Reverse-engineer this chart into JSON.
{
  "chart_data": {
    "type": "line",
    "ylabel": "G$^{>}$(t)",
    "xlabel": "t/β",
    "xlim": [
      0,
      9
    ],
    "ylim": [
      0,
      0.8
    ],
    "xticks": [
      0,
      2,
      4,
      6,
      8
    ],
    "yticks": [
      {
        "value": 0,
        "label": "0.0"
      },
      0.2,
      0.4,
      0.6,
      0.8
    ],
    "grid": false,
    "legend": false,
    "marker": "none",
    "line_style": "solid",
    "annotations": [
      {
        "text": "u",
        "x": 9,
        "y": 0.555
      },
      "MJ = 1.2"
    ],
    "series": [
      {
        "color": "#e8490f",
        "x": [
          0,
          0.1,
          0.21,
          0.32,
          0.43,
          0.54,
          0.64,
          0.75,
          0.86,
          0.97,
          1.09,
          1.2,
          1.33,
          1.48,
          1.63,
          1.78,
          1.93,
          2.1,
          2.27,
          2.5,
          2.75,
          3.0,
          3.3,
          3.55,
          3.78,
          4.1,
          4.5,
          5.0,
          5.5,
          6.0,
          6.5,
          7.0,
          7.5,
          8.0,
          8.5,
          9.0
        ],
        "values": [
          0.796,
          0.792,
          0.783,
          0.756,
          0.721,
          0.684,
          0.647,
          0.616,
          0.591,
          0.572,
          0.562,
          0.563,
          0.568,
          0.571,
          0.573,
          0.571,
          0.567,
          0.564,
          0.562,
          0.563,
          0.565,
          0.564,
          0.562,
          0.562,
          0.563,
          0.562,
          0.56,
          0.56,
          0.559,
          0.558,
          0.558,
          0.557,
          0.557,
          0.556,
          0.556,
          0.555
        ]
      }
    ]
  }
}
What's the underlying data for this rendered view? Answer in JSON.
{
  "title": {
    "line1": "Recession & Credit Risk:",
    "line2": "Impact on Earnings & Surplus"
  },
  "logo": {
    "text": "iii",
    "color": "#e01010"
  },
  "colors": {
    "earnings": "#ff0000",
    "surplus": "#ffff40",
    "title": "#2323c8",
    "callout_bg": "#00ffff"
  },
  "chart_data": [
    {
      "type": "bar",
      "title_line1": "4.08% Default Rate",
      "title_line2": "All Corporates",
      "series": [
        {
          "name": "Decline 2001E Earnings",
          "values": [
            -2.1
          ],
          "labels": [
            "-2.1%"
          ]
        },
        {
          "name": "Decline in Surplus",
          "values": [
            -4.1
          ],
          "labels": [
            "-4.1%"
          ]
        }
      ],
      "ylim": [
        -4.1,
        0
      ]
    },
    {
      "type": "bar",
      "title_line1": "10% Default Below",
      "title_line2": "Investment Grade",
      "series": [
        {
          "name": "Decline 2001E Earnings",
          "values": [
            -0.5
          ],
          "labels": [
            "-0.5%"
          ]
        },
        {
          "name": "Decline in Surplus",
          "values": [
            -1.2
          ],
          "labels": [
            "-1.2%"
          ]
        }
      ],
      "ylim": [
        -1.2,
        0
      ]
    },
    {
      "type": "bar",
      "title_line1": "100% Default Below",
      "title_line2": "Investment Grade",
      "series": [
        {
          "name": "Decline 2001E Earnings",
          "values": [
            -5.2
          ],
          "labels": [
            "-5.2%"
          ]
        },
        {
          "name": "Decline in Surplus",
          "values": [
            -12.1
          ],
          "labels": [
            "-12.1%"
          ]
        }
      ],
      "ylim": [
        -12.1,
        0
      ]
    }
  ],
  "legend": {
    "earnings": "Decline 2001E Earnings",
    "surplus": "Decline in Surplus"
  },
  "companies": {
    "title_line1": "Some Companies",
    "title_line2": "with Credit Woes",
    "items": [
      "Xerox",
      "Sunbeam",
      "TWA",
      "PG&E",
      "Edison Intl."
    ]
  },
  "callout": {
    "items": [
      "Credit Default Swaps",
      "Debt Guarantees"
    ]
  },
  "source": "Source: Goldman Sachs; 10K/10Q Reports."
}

---

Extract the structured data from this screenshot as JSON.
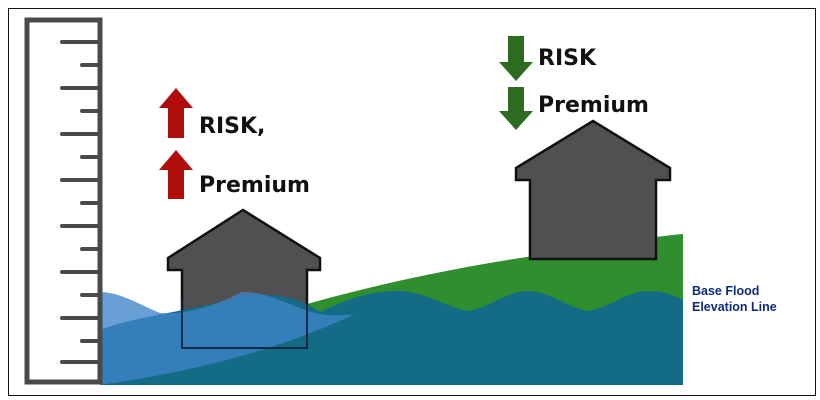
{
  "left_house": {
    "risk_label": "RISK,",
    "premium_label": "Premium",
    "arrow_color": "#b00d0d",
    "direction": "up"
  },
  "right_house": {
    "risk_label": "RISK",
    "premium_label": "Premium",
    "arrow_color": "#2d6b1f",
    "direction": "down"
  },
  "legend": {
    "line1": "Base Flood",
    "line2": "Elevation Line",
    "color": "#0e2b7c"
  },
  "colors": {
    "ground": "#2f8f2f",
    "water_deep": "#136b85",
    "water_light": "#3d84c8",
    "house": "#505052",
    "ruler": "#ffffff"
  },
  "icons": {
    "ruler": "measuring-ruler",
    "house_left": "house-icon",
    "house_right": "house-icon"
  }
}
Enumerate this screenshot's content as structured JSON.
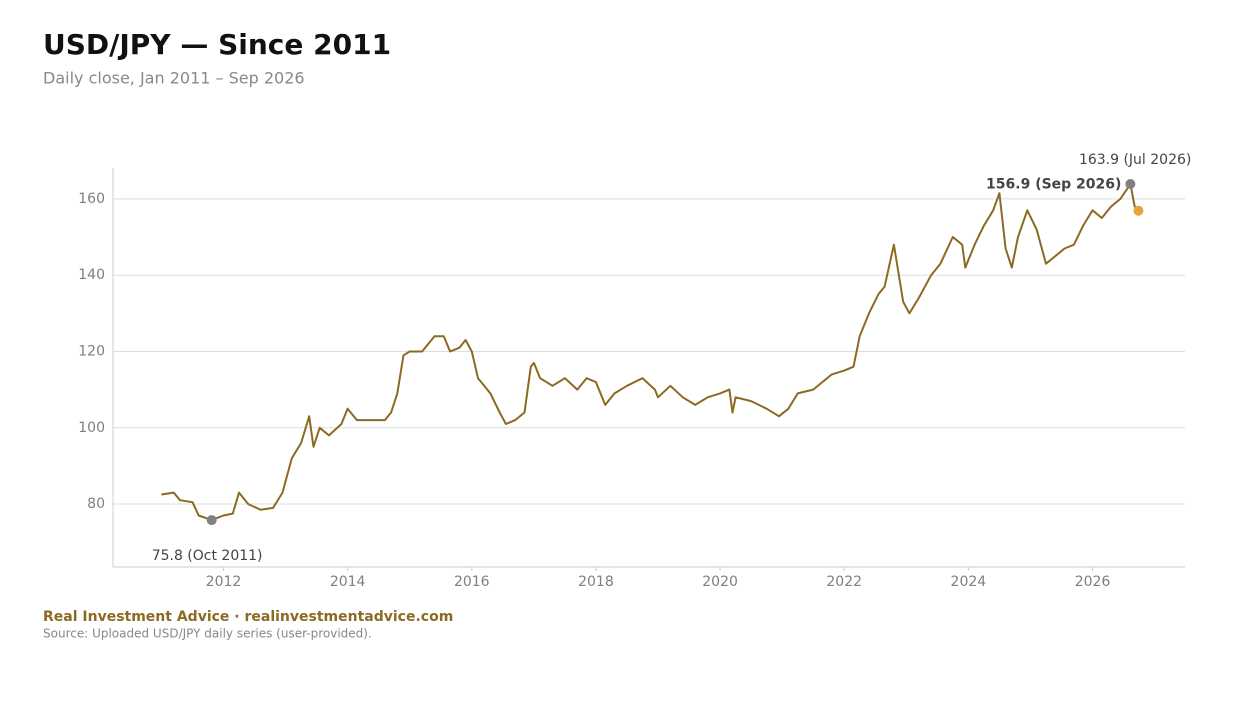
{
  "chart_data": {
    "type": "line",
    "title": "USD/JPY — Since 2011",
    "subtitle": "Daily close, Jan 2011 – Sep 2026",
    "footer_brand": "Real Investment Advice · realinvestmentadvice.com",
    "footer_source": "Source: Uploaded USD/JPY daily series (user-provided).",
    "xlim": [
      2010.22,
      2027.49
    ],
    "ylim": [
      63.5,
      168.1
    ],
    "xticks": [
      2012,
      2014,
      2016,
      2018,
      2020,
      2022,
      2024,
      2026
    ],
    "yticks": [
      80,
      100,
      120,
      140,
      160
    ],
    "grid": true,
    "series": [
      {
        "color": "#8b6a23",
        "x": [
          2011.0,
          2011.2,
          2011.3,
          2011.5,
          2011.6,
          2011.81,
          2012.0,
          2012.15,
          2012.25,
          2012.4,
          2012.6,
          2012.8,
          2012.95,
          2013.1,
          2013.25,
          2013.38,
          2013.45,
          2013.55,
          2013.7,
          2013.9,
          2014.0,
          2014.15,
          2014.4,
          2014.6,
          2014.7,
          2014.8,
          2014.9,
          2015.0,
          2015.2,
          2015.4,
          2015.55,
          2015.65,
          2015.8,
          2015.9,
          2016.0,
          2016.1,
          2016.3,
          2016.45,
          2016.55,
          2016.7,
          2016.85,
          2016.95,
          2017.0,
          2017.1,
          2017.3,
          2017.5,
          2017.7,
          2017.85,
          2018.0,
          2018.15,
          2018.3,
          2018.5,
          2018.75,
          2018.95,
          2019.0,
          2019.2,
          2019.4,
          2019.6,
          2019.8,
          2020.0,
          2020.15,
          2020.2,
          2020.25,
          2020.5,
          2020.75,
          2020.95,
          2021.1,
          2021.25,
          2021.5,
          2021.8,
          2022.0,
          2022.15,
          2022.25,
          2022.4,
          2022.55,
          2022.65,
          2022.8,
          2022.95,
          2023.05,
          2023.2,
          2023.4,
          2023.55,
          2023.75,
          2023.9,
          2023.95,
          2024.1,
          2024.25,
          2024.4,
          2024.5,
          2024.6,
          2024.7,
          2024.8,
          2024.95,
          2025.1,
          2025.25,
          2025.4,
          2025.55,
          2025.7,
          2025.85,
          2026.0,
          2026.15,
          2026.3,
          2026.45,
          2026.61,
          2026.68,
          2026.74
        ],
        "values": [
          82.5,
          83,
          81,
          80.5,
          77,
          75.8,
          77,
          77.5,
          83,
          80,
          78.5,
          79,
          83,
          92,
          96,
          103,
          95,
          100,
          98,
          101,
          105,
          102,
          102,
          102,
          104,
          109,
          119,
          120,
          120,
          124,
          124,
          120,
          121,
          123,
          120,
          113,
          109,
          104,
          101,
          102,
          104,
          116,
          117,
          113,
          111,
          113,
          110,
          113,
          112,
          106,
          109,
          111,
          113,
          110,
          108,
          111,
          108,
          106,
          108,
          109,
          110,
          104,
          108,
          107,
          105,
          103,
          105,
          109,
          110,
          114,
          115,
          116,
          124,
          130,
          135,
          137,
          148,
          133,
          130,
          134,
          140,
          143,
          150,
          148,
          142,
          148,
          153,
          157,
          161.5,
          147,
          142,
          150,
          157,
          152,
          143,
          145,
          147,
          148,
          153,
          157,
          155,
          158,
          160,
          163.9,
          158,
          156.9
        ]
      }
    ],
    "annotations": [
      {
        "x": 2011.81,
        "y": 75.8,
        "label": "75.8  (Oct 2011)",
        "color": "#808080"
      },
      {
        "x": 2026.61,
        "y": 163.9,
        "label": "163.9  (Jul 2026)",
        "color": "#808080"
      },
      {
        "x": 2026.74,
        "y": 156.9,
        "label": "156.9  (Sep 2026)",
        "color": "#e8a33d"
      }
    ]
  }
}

---

Gather up, from the records above, each line where the word "Source" appears.

- _Solution_
  "source": "Source: Goldman Sachs; 10K/10Q Reports."
    "footer_source": "Source: Uploaded USD/JPY daily series (user-provided).",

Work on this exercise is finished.